> [Your goal]: Below is a listing. Gather each line of it that contains "среды".

++++ Data provided ++++

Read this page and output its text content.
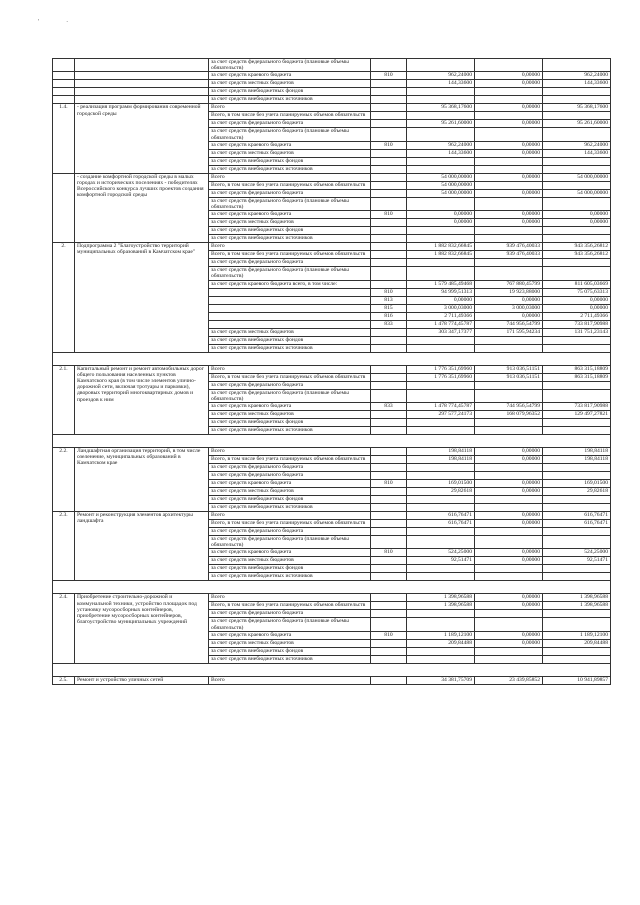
'	·
		за счет средств федерального бюджета (плановые объемы обязательств)				
		за счет средств краевого бюджета	810	962,24000	0,00000	962,24000
		за счет средств местных бюджетов		144,33600	0,00000	144,33600
		за счет средств внебюджетных фондов				
		за счет средств внебюджетных источников				
1.4.	- реализация программ формирования современной городской среды	Всего		95 368,17600	0,00000	95 368,17600
		Всего, в том числе без учета планируемых объемов обязательств				
		за счет средств федерального бюджета		95 261,60000	0,00000	95 261,60000
		за счет средств федерального бюджета (плановые объемы обязательств)				
		за счет средств краевого бюджета	810	962,24000	0,00000	962,24000
		за счет средств местных бюджетов		144,33600	0,00000	144,33600
		за счет средств внебюджетных фондов				
		за счет средств внебюджетных источников				
	- создание комфортной городской среды в малых городах и исторических поселениях - победителях Всероссийского конкурса лучших проектов создания комфортной городской среды	Всего		54 000,00000	0,00000	54 000,00000
		Всего, в том числе без учета планируемых объемов обязательств		54 000,00000		
		за счет средств федерального бюджета		54 000,00000	0,00000	54 000,00000
		за счет средств федерального бюджета (плановые объемы обязательств)				
		за счет средств краевого бюджета	810	0,00000	0,00000	0,00000
		за счет средств местных бюджетов		0,00000	0,00000	0,00000
		за счет средств внебюджетных фондов				
		за счет средств внебюджетных источников				
2.	Подпрограмма 2 "Благоустройство территорий муниципальных образований в Камчатском крае"	Всего		1 882 832,66845	939 476,40033	943 356,26812
		Всего, в том числе без учета планируемых объемов обязательств		1 882 832,66845	939 476,40033	943 356,26812
		за счет средств федерального бюджета				
		за счет средств федерального бюджета (плановые объемы обязательств)				
		за счет средств краевого бюджета всего, в том числе:		1 579 485,49468	767 880,45799	811 605,03669
			810	94 999,51313	19 923,88000	75 075,63313
			813	0,00000	0,00000	0,00000
			815	3 000,03000	3 000,03000	0,00000
			816	2 711,49366	0,00000	2 711,49366
			833	1 478 774,45787	744 956,54799	733 817,90988
		за счет средств местных бюджетов		303 347,17377	171 595,94234	131 751,23143
		за счет средств внебюджетных фондов				
		за счет средств внебюджетных источников				

2.1.	Капитальный ремонт и ремонт автомобильных дорог общего пользования населенных пунктов Камчатского края (в том числе элементов улично-дорожной сети, включая тротуары и парковки), дворовых территорий многоквартирных домов и проездов к ним	Всего		1 776 351,69960	913 036,51151	863 315,18809
		Всего, в том числе без учета планируемых объемов обязательств		1 776 351,69960	913 036,51151	863 315,18809
		за счет средств федерального бюджета				
		за счет средств федерального бюджета (плановые объемы обязательств)				
		за счет средств краевого бюджета	833	1 478 774,45787	744 956,54799	733 817,90988
		за счет средств местных бюджетов		297 577,24173	168 079,96352	129 497,27821
		за счет средств внебюджетных фондов				
		за счет средств внебюджетных источников				

2.2.	Ландшафтная организация территорий, в том числе озеленение, муниципальных образований в Камчатском крае	Всего		198,84118	0,00000	198,84118
		Всего, в том числе без учета планируемых объемов обязательств		198,84118	0,00000	198,84118
		за счет средств федерального бюджета				
		за счет средств федерального бюджета				
		за счет средств краевого бюджета	810	169,01500	0,00000	169,01500
		за счет средств местных бюджетов		29,82618	0,00000	29,82618
		за счет средств внебюджетных фондов				
		за счет средств внебюджетных источников				
2.3.	Ремонт и реконструкция элементов архитектуры ландшафта	Всего		616,76471	0,00000	616,76471
		Всего, в том числе без учета планируемых объемов обязательств		616,76471	0,00000	616,76471
		за счет средств федерального бюджета				
		за счет средств федерального бюджета (плановые объемы обязательств)				
		за счет средств краевого бюджета	810	524,25000	0,00000	524,25000
		за счет средств местных бюджетов		92,51471	0,00000	92,51471
		за счет средств внебюджетных фондов				
		за счет средств внебюджетных источников				

2.4.	Приобретение строительно-дорожной и коммунальной техники, устройство площадок под установку мусоросборных контейнеров, приобретение мусоросборных контейнеров, благоустройство муниципальных учреждений	Всего		1 398,96588	0,00000	1 398,96588
		Всего, в том числе без учета планируемых объемов обязательств		1 398,96588	0,00000	1 398,96588
		за счет средств федерального бюджета				
		за счет средств федерального бюджета (плановые объемы обязательств)				
		за счет средств краевого бюджета	810	1 189,12100	0,00000	1 189,12100
		за счет средств местных бюджетов		209,84488	0,00000	209,84488
		за счет средств внебюджетных фондов				
		за счет средств внебюджетных источников				

2.5.	Ремонт и устройство уличных сетей	Всего		34 381,75709	23 439,85852	10 941,89857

++++

> [Reply]:
1.4.	- реализация программ формирования современной городской среды	Всего		95 368,17600	0,00000	95 368,17600
	- создание комфортной городской среды в малых городах и исторических поселениях - победителях Всероссийского конкурса лучших проектов создания комфортной городской среды	Всего		54 000,00000	0,00000	54 000,00000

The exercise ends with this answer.